**Text excerpt**:
—————

The features added to claim 1 according to the second and third auxiliary requests specify a vacuum cleaner. Per se they are not inventive but provide a context that gives the coaxial duct/filter, the concave wall and the baffle assembly special significance in relation to their overall arrangement in the cleaner.

Reasons for the Decision

1. The appeal is admissible.

2. Admissibility of the Intervention

The notice of intervention meets the requirements of Rule 89 in conjunction with Rules 76 and 77 EPC: it has been received together with payment of the opposition fee on 27 April 2010, that is within three months of an application for an interim injunction served by the proprietor respondent on the intervening party on 11 March 2010. It includes a written, reasoned statement setting out the case against the patent and the evidence relied on. Admissibility is not contested and the Board itself also sees no reason why the intervention might not be admissible. It therefore admits the intervention.

3. Background

The patent concerns a "wet" vacuum cleaner of the type that uses a liquid in a reservoir to wash out dust from air delivered into the liquid from a suction duct. According to claim 1 as granted the opening of the inlet duct is disposed beneath the liquid surface so that the direction of air flow delivery from the duct has a component substantially tangential to the reservoir support base. The air-liquid mixture continuously (re)circulates in a region defined by "interception means" extending from the base. A more effective separation results, see specification paragraph [0044]. Additionally, the suction duct extends coaxially through a hollow filter holder.

4. Main Request

4.1 All parties agree that D6 discloses the closest prior art for assessing inventive step. It discloses, see figure 3, and column 3, lines 9 to 42, a vacuum cleaner 10 with fluid filled reservoir 28 and a duct 38 with its end shown submerged in the fluid. The reservoir sidewall and a separator 36 sloping downwardly from the sidewall towards the duct intercepts the flow and forces it into a circulatory path, "causing intense turbulence" in the words of D6, in the area 32 bounded by base, sidewall and separator. The duct is at a shallow angle to the reservoir base so that it delivers air flow with a component tangential to the base towards the sidewall. Finally, a filter 42 is retained in a chamber 22 as hollow filter holder.

—————

**Listed records**:
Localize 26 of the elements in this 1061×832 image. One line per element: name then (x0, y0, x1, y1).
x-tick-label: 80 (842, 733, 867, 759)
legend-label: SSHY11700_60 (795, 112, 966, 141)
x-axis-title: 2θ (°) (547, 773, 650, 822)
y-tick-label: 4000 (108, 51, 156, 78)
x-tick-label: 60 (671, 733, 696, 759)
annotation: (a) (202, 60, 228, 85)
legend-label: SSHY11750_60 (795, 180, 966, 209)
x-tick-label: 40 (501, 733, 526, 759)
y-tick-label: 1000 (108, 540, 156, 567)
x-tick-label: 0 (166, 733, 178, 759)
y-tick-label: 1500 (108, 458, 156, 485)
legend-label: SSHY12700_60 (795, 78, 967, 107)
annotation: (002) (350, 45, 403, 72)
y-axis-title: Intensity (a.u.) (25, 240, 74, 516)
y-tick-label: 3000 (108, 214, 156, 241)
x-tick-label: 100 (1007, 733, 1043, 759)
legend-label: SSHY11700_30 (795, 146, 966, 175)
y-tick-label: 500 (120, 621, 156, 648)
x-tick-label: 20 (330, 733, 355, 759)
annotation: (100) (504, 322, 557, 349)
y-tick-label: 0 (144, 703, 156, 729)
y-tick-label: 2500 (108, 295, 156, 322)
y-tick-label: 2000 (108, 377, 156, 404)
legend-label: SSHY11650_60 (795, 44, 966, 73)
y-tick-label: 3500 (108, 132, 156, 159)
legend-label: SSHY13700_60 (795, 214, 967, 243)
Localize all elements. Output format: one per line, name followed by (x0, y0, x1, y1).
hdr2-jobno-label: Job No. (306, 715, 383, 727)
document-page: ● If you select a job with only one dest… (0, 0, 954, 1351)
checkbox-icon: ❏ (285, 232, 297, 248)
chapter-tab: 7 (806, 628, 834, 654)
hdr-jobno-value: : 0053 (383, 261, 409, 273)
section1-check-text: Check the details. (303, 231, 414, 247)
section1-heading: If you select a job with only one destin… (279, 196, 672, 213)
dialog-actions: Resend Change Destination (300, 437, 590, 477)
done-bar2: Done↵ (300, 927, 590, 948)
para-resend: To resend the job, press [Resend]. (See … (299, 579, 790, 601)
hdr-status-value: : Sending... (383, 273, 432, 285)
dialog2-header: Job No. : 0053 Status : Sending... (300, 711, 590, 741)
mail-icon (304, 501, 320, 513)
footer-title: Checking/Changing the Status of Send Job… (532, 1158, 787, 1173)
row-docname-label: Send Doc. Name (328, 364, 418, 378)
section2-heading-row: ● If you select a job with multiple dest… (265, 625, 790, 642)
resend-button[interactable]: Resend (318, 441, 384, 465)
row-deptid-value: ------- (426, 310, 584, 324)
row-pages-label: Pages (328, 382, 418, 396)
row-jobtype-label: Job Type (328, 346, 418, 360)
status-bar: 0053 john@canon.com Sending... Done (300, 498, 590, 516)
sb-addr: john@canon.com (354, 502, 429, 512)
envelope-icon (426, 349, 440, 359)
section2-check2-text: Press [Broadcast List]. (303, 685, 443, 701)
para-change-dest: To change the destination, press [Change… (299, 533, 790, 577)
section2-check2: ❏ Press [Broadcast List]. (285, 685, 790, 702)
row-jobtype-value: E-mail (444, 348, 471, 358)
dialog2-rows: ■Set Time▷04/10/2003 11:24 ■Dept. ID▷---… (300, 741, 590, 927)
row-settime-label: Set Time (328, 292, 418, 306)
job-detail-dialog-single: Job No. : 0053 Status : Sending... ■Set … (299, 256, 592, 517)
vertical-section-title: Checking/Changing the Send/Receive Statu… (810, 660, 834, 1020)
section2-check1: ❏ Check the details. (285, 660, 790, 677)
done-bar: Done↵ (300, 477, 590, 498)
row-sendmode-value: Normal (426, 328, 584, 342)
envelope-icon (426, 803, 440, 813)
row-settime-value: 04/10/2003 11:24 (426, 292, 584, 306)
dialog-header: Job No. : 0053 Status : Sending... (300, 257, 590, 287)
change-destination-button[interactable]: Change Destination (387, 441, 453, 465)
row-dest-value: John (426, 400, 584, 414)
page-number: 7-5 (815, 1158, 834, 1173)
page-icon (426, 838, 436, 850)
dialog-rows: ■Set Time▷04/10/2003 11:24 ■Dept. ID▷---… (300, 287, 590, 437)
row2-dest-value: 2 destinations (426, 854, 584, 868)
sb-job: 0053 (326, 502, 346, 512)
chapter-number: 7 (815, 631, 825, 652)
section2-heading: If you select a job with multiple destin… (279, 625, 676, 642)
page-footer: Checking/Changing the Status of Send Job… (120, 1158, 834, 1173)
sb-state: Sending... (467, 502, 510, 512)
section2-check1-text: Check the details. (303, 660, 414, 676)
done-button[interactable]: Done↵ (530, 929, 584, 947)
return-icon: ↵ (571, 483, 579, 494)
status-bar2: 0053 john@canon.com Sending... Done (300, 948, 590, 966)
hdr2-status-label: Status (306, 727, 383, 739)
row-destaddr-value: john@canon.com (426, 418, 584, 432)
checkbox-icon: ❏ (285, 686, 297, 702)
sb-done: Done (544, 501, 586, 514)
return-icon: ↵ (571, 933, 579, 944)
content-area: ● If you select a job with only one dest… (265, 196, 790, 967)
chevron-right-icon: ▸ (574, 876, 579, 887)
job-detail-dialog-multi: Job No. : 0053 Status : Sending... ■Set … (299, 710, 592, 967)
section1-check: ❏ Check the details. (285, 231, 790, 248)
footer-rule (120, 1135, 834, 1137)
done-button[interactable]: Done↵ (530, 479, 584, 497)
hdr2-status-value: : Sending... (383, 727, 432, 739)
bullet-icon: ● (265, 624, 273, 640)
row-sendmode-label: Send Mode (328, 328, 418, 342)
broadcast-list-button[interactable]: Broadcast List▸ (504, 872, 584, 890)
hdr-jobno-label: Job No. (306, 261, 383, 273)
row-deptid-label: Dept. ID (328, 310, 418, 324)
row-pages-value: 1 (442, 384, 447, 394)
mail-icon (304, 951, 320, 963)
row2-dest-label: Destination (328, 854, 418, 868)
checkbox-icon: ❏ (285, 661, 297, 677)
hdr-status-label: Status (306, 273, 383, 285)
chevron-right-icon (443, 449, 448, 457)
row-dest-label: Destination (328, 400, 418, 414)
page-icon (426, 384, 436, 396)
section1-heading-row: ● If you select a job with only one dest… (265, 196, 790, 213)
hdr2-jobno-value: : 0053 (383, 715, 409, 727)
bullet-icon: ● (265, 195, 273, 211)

—————

**Tasks and exercises**:
1 – From the patent appeal decision, extract the passage that begins at the words "2. Admissibility of" and ends after the words "admits the intervention.".
2 – Copy the entries from their first line through the line containing "legend-label: SSHY11700_30 (795, 146, 966, 175)", with both ends included.

**Results in order**:
1 –
2. Admissibility of the Intervention

The notice of intervention meets the requirements of Rule 89 in conjunction with Rules 76 and 77 EPC: it has been received together with payment of the opposition fee on 27 April 2010, that is within three months of an application for an interim injunction served by the proprietor respondent on the intervening party on 11 March 2010. It includes a written, reasoned statement setting out the case against the patent and the evidence relied on. Admissibility is not contested and the Board itself also sees no reason why the intervention might not be admissible. It therefore admits the intervention.

2 –
Localize 26 of the elements in this 1061×832 image. One line per element: name then (x0, y0, x1, y1).
x-tick-label: 80 (842, 733, 867, 759)
legend-label: SSHY11700_60 (795, 112, 966, 141)
x-axis-title: 2θ (°) (547, 773, 650, 822)
y-tick-label: 4000 (108, 51, 156, 78)
x-tick-label: 60 (671, 733, 696, 759)
annotation: (a) (202, 60, 228, 85)
legend-label: SSHY11750_60 (795, 180, 966, 209)
x-tick-label: 40 (501, 733, 526, 759)
y-tick-label: 1000 (108, 540, 156, 567)
x-tick-label: 0 (166, 733, 178, 759)
y-tick-label: 1500 (108, 458, 156, 485)
legend-label: SSHY12700_60 (795, 78, 967, 107)
annotation: (002) (350, 45, 403, 72)
y-axis-title: Intensity (a.u.) (25, 240, 74, 516)
y-tick-label: 3000 (108, 214, 156, 241)
x-tick-label: 100 (1007, 733, 1043, 759)
legend-label: SSHY11700_30 (795, 146, 966, 175)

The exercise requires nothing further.